*** Material to process ***

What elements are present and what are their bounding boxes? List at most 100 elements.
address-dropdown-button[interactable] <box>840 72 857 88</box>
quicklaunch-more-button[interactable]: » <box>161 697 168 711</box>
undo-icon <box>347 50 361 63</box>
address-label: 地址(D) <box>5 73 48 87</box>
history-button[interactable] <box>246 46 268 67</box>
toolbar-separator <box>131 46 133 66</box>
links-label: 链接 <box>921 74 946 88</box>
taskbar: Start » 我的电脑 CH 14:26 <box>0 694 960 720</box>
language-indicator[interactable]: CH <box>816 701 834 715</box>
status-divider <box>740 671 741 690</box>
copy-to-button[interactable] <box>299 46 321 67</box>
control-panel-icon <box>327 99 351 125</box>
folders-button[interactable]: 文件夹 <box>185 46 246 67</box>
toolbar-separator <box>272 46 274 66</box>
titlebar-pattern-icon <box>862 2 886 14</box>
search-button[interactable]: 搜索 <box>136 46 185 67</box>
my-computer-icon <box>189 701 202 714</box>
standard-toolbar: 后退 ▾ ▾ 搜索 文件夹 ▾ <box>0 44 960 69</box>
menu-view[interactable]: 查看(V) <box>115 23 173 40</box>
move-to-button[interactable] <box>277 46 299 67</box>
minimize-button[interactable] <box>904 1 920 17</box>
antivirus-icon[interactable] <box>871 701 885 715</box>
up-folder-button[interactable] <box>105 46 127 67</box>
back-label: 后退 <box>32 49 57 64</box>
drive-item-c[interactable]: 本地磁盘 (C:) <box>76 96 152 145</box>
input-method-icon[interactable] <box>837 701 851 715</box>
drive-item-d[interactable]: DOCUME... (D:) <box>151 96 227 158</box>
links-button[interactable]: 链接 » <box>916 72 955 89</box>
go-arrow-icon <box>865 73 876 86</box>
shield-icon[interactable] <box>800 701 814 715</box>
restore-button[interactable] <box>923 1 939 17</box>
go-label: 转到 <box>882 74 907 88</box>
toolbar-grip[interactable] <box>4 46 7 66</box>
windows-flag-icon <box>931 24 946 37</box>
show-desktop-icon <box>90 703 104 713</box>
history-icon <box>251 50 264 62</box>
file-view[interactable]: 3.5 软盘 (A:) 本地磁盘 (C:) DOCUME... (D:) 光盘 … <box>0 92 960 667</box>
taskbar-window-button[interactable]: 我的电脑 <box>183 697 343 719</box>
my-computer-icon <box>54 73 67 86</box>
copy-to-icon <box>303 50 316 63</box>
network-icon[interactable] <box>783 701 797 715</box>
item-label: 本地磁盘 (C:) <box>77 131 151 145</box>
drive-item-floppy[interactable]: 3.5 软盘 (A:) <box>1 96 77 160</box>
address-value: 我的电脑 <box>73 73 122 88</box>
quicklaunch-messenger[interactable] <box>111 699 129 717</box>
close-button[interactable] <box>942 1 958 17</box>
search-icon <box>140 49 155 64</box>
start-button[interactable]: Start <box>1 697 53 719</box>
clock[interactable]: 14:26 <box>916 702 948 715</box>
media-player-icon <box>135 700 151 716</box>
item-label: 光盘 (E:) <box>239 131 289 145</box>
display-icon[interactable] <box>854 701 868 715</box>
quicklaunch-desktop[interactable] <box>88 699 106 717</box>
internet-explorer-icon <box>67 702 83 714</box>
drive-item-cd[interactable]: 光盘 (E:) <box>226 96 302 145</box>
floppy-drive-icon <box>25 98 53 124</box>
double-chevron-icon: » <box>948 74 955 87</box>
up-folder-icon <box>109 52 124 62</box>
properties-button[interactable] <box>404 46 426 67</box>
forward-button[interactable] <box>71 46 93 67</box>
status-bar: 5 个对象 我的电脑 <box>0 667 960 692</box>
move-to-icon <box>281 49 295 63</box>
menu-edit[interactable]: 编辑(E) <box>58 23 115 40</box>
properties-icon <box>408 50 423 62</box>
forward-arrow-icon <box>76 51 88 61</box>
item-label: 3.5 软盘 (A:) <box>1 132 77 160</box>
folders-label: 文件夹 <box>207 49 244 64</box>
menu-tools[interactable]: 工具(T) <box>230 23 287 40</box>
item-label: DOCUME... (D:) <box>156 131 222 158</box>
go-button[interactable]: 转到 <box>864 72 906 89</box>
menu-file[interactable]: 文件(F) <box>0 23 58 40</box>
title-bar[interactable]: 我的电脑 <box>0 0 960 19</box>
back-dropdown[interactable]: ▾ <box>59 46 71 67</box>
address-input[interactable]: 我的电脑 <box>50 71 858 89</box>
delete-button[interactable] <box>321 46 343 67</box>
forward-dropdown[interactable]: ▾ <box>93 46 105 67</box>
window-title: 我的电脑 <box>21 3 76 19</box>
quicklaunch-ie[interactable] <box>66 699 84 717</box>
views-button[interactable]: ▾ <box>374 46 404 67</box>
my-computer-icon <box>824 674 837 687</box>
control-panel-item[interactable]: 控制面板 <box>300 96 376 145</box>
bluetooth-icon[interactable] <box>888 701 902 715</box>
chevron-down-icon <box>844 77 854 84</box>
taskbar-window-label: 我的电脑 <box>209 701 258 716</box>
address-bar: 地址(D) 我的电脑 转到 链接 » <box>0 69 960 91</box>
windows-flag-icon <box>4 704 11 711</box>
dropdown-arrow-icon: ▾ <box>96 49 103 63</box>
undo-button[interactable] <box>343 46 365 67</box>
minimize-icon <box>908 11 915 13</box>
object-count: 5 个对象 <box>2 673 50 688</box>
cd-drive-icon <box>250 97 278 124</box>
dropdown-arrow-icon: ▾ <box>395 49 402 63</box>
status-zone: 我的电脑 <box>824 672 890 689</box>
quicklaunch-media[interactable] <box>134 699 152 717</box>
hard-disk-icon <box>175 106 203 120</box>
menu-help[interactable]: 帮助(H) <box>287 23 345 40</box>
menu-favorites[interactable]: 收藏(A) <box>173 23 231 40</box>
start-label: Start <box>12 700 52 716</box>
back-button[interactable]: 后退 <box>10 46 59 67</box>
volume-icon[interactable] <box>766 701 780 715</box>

*** End of Material to process ***

● **What is required**: From the first line to the last, transcribe the listing exactly.

● **Task answer**:
What elements are present and what are their bounding boxes? List at most 100 elements.
address-dropdown-button[interactable] <box>840 72 857 88</box>
quicklaunch-more-button[interactable]: » <box>161 697 168 711</box>
undo-icon <box>347 50 361 63</box>
address-label: 地址(D) <box>5 73 48 87</box>
history-button[interactable] <box>246 46 268 67</box>
toolbar-separator <box>131 46 133 66</box>
links-label: 链接 <box>921 74 946 88</box>
taskbar: Start » 我的电脑 CH 14:26 <box>0 694 960 720</box>
language-indicator[interactable]: CH <box>816 701 834 715</box>
status-divider <box>740 671 741 690</box>
copy-to-button[interactable] <box>299 46 321 67</box>
control-panel-icon <box>327 99 351 125</box>
folders-button[interactable]: 文件夹 <box>185 46 246 67</box>
toolbar-separator <box>272 46 274 66</box>
titlebar-pattern-icon <box>862 2 886 14</box>
search-button[interactable]: 搜索 <box>136 46 185 67</box>
my-computer-icon <box>189 701 202 714</box>
standard-toolbar: 后退 ▾ ▾ 搜索 文件夹 ▾ <box>0 44 960 69</box>
menu-view[interactable]: 查看(V) <box>115 23 173 40</box>
move-to-button[interactable] <box>277 46 299 67</box>
minimize-button[interactable] <box>904 1 920 17</box>
antivirus-icon[interactable] <box>871 701 885 715</box>
up-folder-button[interactable] <box>105 46 127 67</box>
back-label: 后退 <box>32 49 57 64</box>
drive-item-c[interactable]: 本地磁盘 (C:) <box>76 96 152 145</box>
input-method-icon[interactable] <box>837 701 851 715</box>
drive-item-d[interactable]: DOCUME... (D:) <box>151 96 227 158</box>
links-button[interactable]: 链接 » <box>916 72 955 89</box>
go-arrow-icon <box>865 73 876 86</box>
shield-icon[interactable] <box>800 701 814 715</box>
restore-button[interactable] <box>923 1 939 17</box>
go-label: 转到 <box>882 74 907 88</box>
toolbar-grip[interactable] <box>4 46 7 66</box>
windows-flag-icon <box>931 24 946 37</box>
show-desktop-icon <box>90 703 104 713</box>
history-icon <box>251 50 264 62</box>
file-view[interactable]: 3.5 软盘 (A:) 本地磁盘 (C:) DOCUME... (D:) 光盘 … <box>0 92 960 667</box>
taskbar-window-button[interactable]: 我的电脑 <box>183 697 343 719</box>
my-computer-icon <box>54 73 67 86</box>
copy-to-icon <box>303 50 316 63</box>
network-icon[interactable] <box>783 701 797 715</box>
item-label: 本地磁盘 (C:) <box>77 131 151 145</box>
drive-item-floppy[interactable]: 3.5 软盘 (A:) <box>1 96 77 160</box>
address-value: 我的电脑 <box>73 73 122 88</box>
quicklaunch-messenger[interactable] <box>111 699 129 717</box>
close-button[interactable] <box>942 1 958 17</box>
search-icon <box>140 49 155 64</box>
start-button[interactable]: Start <box>1 697 53 719</box>
clock[interactable]: 14:26 <box>916 702 948 715</box>
media-player-icon <box>135 700 151 716</box>
item-label: 光盘 (E:) <box>239 131 289 145</box>
display-icon[interactable] <box>854 701 868 715</box>
quicklaunch-desktop[interactable] <box>88 699 106 717</box>
internet-explorer-icon <box>67 702 83 714</box>
drive-item-cd[interactable]: 光盘 (E:) <box>226 96 302 145</box>
floppy-drive-icon <box>25 98 53 124</box>
double-chevron-icon: » <box>948 74 955 87</box>
up-folder-icon <box>109 52 124 62</box>
properties-button[interactable] <box>404 46 426 67</box>
forward-button[interactable] <box>71 46 93 67</box>
status-bar: 5 个对象 我的电脑 <box>0 667 960 692</box>
move-to-icon <box>281 49 295 63</box>
menu-edit[interactable]: 编辑(E) <box>58 23 115 40</box>
properties-icon <box>408 50 423 62</box>
forward-arrow-icon <box>76 51 88 61</box>
item-label: 3.5 软盘 (A:) <box>1 132 77 160</box>
folders-label: 文件夹 <box>207 49 244 64</box>
menu-tools[interactable]: 工具(T) <box>230 23 287 40</box>
item-label: DOCUME... (D:) <box>156 131 222 158</box>
go-button[interactable]: 转到 <box>864 72 906 89</box>
menu-file[interactable]: 文件(F) <box>0 23 58 40</box>
title-bar[interactable]: 我的电脑 <box>0 0 960 19</box>
back-dropdown[interactable]: ▾ <box>59 46 71 67</box>
address-input[interactable]: 我的电脑 <box>50 71 858 89</box>
delete-button[interactable] <box>321 46 343 67</box>
forward-dropdown[interactable]: ▾ <box>93 46 105 67</box>
window-title: 我的电脑 <box>21 3 76 19</box>
quicklaunch-ie[interactable] <box>66 699 84 717</box>
views-button[interactable]: ▾ <box>374 46 404 67</box>
my-computer-icon <box>824 674 837 687</box>
control-panel-item[interactable]: 控制面板 <box>300 96 376 145</box>
bluetooth-icon[interactable] <box>888 701 902 715</box>
chevron-down-icon <box>844 77 854 84</box>
taskbar-window-label: 我的电脑 <box>209 701 258 716</box>
address-bar: 地址(D) 我的电脑 转到 链接 » <box>0 69 960 91</box>
windows-flag-icon <box>4 704 11 711</box>
dropdown-arrow-icon: ▾ <box>96 49 103 63</box>
undo-button[interactable] <box>343 46 365 67</box>
minimize-icon <box>908 11 915 13</box>
object-count: 5 个对象 <box>2 673 50 688</box>
cd-drive-icon <box>250 97 278 124</box>
dropdown-arrow-icon: ▾ <box>395 49 402 63</box>
status-zone: 我的电脑 <box>824 672 890 689</box>
quicklaunch-media[interactable] <box>134 699 152 717</box>
hard-disk-icon <box>175 106 203 120</box>
menu-help[interactable]: 帮助(H) <box>287 23 345 40</box>
menu-favorites[interactable]: 收藏(A) <box>173 23 231 40</box>
start-label: Start <box>12 700 52 716</box>
back-button[interactable]: 后退 <box>10 46 59 67</box>
volume-icon[interactable] <box>766 701 780 715</box>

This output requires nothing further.